PROBLEM STATEMENT — Reproduce each of the following rows verbatim, keeping their original order.

SOURCE DATA —

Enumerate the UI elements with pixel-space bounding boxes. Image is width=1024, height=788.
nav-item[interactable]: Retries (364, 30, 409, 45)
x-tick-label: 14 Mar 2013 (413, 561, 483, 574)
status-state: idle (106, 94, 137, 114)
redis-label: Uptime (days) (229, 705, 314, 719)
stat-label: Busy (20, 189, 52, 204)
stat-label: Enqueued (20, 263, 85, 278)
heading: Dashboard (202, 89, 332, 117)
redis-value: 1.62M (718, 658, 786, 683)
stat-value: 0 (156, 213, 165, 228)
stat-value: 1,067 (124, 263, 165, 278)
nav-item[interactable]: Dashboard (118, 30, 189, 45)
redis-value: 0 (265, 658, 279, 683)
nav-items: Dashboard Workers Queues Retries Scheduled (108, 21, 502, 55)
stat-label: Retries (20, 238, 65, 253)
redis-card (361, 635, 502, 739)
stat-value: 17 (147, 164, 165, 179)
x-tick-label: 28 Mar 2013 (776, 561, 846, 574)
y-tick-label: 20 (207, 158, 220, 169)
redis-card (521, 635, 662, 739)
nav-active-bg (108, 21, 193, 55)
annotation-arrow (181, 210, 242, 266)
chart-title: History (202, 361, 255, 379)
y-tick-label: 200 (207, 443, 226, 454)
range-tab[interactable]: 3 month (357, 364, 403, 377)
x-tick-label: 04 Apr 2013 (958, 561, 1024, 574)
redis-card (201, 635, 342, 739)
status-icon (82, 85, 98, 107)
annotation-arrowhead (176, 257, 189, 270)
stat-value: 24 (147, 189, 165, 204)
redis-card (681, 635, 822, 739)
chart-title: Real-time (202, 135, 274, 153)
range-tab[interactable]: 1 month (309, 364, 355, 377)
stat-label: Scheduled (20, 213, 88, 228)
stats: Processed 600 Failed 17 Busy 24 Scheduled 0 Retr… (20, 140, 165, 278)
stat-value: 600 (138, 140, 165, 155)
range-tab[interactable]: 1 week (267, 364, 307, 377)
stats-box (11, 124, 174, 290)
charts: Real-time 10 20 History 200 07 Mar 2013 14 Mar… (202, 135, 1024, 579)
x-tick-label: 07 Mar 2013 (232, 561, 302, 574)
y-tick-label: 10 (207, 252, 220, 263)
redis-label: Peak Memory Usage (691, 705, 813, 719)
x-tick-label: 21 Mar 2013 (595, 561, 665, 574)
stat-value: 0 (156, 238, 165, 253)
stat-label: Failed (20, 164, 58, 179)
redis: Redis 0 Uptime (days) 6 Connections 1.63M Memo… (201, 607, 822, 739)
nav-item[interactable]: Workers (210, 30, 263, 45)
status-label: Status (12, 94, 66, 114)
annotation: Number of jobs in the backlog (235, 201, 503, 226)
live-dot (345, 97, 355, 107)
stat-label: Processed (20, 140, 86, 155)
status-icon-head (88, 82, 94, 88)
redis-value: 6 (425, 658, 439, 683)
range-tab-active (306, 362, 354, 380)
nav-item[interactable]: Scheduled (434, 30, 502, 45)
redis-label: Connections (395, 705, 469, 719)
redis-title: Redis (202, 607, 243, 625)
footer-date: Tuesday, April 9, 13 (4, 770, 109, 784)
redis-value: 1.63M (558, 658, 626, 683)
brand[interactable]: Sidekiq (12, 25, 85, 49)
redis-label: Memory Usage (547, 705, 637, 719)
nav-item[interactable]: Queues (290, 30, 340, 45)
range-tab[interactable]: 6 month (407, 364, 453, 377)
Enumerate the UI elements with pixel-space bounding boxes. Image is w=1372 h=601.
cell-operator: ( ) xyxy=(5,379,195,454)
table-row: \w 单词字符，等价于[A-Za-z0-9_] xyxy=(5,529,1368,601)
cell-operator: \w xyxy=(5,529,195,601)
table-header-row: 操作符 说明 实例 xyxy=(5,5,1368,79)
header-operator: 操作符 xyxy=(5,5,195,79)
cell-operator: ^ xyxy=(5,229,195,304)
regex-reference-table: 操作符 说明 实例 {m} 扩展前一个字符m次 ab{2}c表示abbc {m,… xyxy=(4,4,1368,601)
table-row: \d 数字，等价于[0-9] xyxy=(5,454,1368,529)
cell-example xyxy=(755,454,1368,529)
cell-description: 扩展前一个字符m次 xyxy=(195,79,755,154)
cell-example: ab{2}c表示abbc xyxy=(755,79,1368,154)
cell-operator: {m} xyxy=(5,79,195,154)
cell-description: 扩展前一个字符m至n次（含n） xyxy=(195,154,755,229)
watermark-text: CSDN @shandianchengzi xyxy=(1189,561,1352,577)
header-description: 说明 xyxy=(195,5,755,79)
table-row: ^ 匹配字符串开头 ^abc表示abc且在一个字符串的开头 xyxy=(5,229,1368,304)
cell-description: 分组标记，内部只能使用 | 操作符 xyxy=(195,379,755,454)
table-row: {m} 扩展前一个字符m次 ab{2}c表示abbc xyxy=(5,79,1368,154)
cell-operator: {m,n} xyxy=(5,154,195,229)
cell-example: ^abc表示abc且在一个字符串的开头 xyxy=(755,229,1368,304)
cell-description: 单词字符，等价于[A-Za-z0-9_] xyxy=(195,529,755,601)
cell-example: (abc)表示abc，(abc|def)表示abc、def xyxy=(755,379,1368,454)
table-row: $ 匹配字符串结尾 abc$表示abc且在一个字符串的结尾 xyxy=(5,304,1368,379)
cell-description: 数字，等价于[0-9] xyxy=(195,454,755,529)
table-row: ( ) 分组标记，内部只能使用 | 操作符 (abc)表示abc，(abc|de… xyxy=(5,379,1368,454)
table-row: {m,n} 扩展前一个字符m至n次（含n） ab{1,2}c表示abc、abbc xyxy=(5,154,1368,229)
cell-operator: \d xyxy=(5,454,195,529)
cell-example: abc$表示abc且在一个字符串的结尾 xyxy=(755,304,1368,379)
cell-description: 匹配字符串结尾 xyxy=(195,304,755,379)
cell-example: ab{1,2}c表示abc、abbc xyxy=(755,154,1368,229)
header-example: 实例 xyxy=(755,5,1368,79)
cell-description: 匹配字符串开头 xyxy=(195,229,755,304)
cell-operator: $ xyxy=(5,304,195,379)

FULL SOLUTION —
Enumerate the UI elements with pixel-space bounding boxes. Image is width=1024, height=788.
nav-item[interactable]: Retries (364, 30, 409, 45)
x-tick-label: 14 Mar 2013 (413, 561, 483, 574)
status-state: idle (106, 94, 137, 114)
redis-label: Uptime (days) (229, 705, 314, 719)
stat-label: Busy (20, 189, 52, 204)
stat-label: Enqueued (20, 263, 85, 278)
heading: Dashboard (202, 89, 332, 117)
redis-value: 1.62M (718, 658, 786, 683)
stat-value: 0 (156, 213, 165, 228)
stat-value: 1,067 (124, 263, 165, 278)
nav-item[interactable]: Dashboard (118, 30, 189, 45)
redis-value: 0 (265, 658, 279, 683)
nav-items: Dashboard Workers Queues Retries Scheduled (108, 21, 502, 55)
stat-label: Retries (20, 238, 65, 253)
redis-card (361, 635, 502, 739)
stat-value: 17 (147, 164, 165, 179)
x-tick-label: 28 Mar 2013 (776, 561, 846, 574)
y-tick-label: 20 (207, 158, 220, 169)
redis-card (521, 635, 662, 739)
nav-active-bg (108, 21, 193, 55)
annotation-arrow (181, 210, 242, 266)
chart-title: History (202, 361, 255, 379)
y-tick-label: 200 (207, 443, 226, 454)
range-tab[interactable]: 3 month (357, 364, 403, 377)
x-tick-label: 04 Apr 2013 (958, 561, 1024, 574)
redis-card (201, 635, 342, 739)
status-icon (82, 85, 98, 107)
annotation-arrowhead (176, 257, 189, 270)
stat-value: 24 (147, 189, 165, 204)
redis-card (681, 635, 822, 739)
chart-title: Real-time (202, 135, 274, 153)
range-tab[interactable]: 1 month (309, 364, 355, 377)
stat-label: Scheduled (20, 213, 88, 228)
stats: Processed 600 Failed 17 Busy 24 Scheduled 0 Retr… (20, 140, 165, 278)
stat-value: 600 (138, 140, 165, 155)
range-tab[interactable]: 1 week (267, 364, 307, 377)
stats-box (11, 124, 174, 290)
charts: Real-time 10 20 History 200 07 Mar 2013 14 Mar… (202, 135, 1024, 579)
x-tick-label: 07 Mar 2013 (232, 561, 302, 574)
y-tick-label: 10 (207, 252, 220, 263)
redis-label: Peak Memory Usage (691, 705, 813, 719)
x-tick-label: 21 Mar 2013 (595, 561, 665, 574)
stat-value: 0 (156, 238, 165, 253)
stat-label: Failed (20, 164, 58, 179)
redis: Redis 0 Uptime (days) 6 Connections 1.63M Memo… (201, 607, 822, 739)
nav-item[interactable]: Workers (210, 30, 263, 45)
status-label: Status (12, 94, 66, 114)
annotation: Number of jobs in the backlog (235, 201, 503, 226)
live-dot (345, 97, 355, 107)
stat-label: Processed (20, 140, 86, 155)
status-icon-head (88, 82, 94, 88)
redis-value: 6 (425, 658, 439, 683)
range-tab-active (306, 362, 354, 380)
nav-item[interactable]: Scheduled (434, 30, 502, 45)
redis-label: Connections (395, 705, 469, 719)
redis-title: Redis (202, 607, 243, 625)
footer-date: Tuesday, April 9, 13 (4, 770, 109, 784)
redis-value: 1.63M (558, 658, 626, 683)
brand[interactable]: Sidekiq (12, 25, 85, 49)
redis-label: Memory Usage (547, 705, 637, 719)
nav-item[interactable]: Queues (290, 30, 340, 45)
range-tab[interactable]: 6 month (407, 364, 453, 377)
Enumerate the UI elements with pixel-space bounding boxes. Image is w=1372 h=601.
cell-operator: ( ) xyxy=(5,379,195,454)
table-row: \w 单词字符，等价于[A-Za-z0-9_] xyxy=(5,529,1368,601)
cell-operator: \w xyxy=(5,529,195,601)
table-header-row: 操作符 说明 实例 xyxy=(5,5,1368,79)
header-operator: 操作符 xyxy=(5,5,195,79)
cell-operator: ^ xyxy=(5,229,195,304)
regex-reference-table: 操作符 说明 实例 {m} 扩展前一个字符m次 ab{2}c表示abbc {m,… xyxy=(4,4,1368,601)
table-row: \d 数字，等价于[0-9] xyxy=(5,454,1368,529)
cell-example xyxy=(755,454,1368,529)
cell-description: 扩展前一个字符m次 xyxy=(195,79,755,154)
cell-example: ab{2}c表示abbc xyxy=(755,79,1368,154)
cell-operator: {m} xyxy=(5,79,195,154)
cell-description: 扩展前一个字符m至n次（含n） xyxy=(195,154,755,229)
watermark-text: CSDN @shandianchengzi xyxy=(1189,561,1352,577)
header-description: 说明 xyxy=(195,5,755,79)
table-row: ^ 匹配字符串开头 ^abc表示abc且在一个字符串的开头 xyxy=(5,229,1368,304)
cell-description: 分组标记，内部只能使用 | 操作符 xyxy=(195,379,755,454)
table-row: {m} 扩展前一个字符m次 ab{2}c表示abbc xyxy=(5,79,1368,154)
cell-operator: {m,n} xyxy=(5,154,195,229)
cell-example: ^abc表示abc且在一个字符串的开头 xyxy=(755,229,1368,304)
cell-description: 单词字符，等价于[A-Za-z0-9_] xyxy=(195,529,755,601)
cell-example: (abc)表示abc，(abc|def)表示abc、def xyxy=(755,379,1368,454)
table-row: $ 匹配字符串结尾 abc$表示abc且在一个字符串的结尾 xyxy=(5,304,1368,379)
cell-description: 数字，等价于[0-9] xyxy=(195,454,755,529)
table-row: ( ) 分组标记，内部只能使用 | 操作符 (abc)表示abc，(abc|de… xyxy=(5,379,1368,454)
table-row: {m,n} 扩展前一个字符m至n次（含n） ab{1,2}c表示abc、abbc xyxy=(5,154,1368,229)
cell-operator: \d xyxy=(5,454,195,529)
cell-example: abc$表示abc且在一个字符串的结尾 xyxy=(755,304,1368,379)
cell-description: 匹配字符串结尾 xyxy=(195,304,755,379)
cell-example: ab{1,2}c表示abc、abbc xyxy=(755,154,1368,229)
header-example: 实例 xyxy=(755,5,1368,79)
cell-description: 匹配字符串开头 xyxy=(195,229,755,304)
cell-operator: $ xyxy=(5,304,195,379)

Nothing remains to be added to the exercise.